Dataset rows
◇ ◇ ◇
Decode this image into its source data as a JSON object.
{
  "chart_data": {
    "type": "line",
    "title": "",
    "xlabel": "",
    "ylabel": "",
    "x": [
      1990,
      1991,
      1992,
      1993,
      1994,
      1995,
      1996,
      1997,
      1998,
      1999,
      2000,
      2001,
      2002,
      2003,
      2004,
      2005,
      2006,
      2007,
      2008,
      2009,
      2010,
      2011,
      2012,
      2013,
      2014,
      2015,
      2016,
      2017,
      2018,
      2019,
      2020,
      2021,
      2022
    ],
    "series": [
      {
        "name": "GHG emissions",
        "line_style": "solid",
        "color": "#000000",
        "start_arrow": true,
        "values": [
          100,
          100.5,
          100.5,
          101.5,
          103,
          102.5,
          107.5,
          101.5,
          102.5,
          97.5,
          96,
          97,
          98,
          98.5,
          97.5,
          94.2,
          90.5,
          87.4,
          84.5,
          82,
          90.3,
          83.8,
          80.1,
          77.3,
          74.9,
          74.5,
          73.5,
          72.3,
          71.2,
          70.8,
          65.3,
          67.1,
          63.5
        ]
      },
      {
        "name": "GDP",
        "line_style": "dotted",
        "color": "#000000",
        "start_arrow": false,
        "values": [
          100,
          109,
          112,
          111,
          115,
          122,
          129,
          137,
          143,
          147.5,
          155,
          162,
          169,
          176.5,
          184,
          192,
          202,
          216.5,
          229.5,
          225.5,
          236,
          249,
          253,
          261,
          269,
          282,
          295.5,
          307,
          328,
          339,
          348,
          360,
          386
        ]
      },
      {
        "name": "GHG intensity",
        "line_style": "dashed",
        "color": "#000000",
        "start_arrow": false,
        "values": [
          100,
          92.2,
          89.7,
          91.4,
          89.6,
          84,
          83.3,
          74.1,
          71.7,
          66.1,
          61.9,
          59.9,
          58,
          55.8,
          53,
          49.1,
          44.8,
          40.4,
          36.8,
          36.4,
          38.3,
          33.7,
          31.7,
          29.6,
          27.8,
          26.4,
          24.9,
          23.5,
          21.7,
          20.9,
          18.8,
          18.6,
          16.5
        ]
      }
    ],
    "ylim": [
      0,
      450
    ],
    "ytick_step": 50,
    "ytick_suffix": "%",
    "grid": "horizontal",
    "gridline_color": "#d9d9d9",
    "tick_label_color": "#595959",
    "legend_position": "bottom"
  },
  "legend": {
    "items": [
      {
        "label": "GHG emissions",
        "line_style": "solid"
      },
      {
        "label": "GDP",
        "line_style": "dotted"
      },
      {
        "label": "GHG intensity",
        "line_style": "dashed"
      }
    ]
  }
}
◇ ◇ ◇
Prompt:
Each record above should be returned exactly as it appears.

Task solution:
Decode this image into its source data as a JSON object.
{
  "chart_data": {
    "type": "line",
    "title": "",
    "xlabel": "",
    "ylabel": "",
    "x": [
      1990,
      1991,
      1992,
      1993,
      1994,
      1995,
      1996,
      1997,
      1998,
      1999,
      2000,
      2001,
      2002,
      2003,
      2004,
      2005,
      2006,
      2007,
      2008,
      2009,
      2010,
      2011,
      2012,
      2013,
      2014,
      2015,
      2016,
      2017,
      2018,
      2019,
      2020,
      2021,
      2022
    ],
    "series": [
      {
        "name": "GHG emissions",
        "line_style": "solid",
        "color": "#000000",
        "start_arrow": true,
        "values": [
          100,
          100.5,
          100.5,
          101.5,
          103,
          102.5,
          107.5,
          101.5,
          102.5,
          97.5,
          96,
          97,
          98,
          98.5,
          97.5,
          94.2,
          90.5,
          87.4,
          84.5,
          82,
          90.3,
          83.8,
          80.1,
          77.3,
          74.9,
          74.5,
          73.5,
          72.3,
          71.2,
          70.8,
          65.3,
          67.1,
          63.5
        ]
      },
      {
        "name": "GDP",
        "line_style": "dotted",
        "color": "#000000",
        "start_arrow": false,
        "values": [
          100,
          109,
          112,
          111,
          115,
          122,
          129,
          137,
          143,
          147.5,
          155,
          162,
          169,
          176.5,
          184,
          192,
          202,
          216.5,
          229.5,
          225.5,
          236,
          249,
          253,
          261,
          269,
          282,
          295.5,
          307,
          328,
          339,
          348,
          360,
          386
        ]
      },
      {
        "name": "GHG intensity",
        "line_style": "dashed",
        "color": "#000000",
        "start_arrow": false,
        "values": [
          100,
          92.2,
          89.7,
          91.4,
          89.6,
          84,
          83.3,
          74.1,
          71.7,
          66.1,
          61.9,
          59.9,
          58,
          55.8,
          53,
          49.1,
          44.8,
          40.4,
          36.8,
          36.4,
          38.3,
          33.7,
          31.7,
          29.6,
          27.8,
          26.4,
          24.9,
          23.5,
          21.7,
          20.9,
          18.8,
          18.6,
          16.5
        ]
      }
    ],
    "ylim": [
      0,
      450
    ],
    "ytick_step": 50,
    "ytick_suffix": "%",
    "grid": "horizontal",
    "gridline_color": "#d9d9d9",
    "tick_label_color": "#595959",
    "legend_position": "bottom"
  },
  "legend": {
    "items": [
      {
        "label": "GHG emissions",
        "line_style": "solid"
      },
      {
        "label": "GDP",
        "line_style": "dotted"
      },
      {
        "label": "GHG intensity",
        "line_style": "dashed"
      }
    ]
  }
}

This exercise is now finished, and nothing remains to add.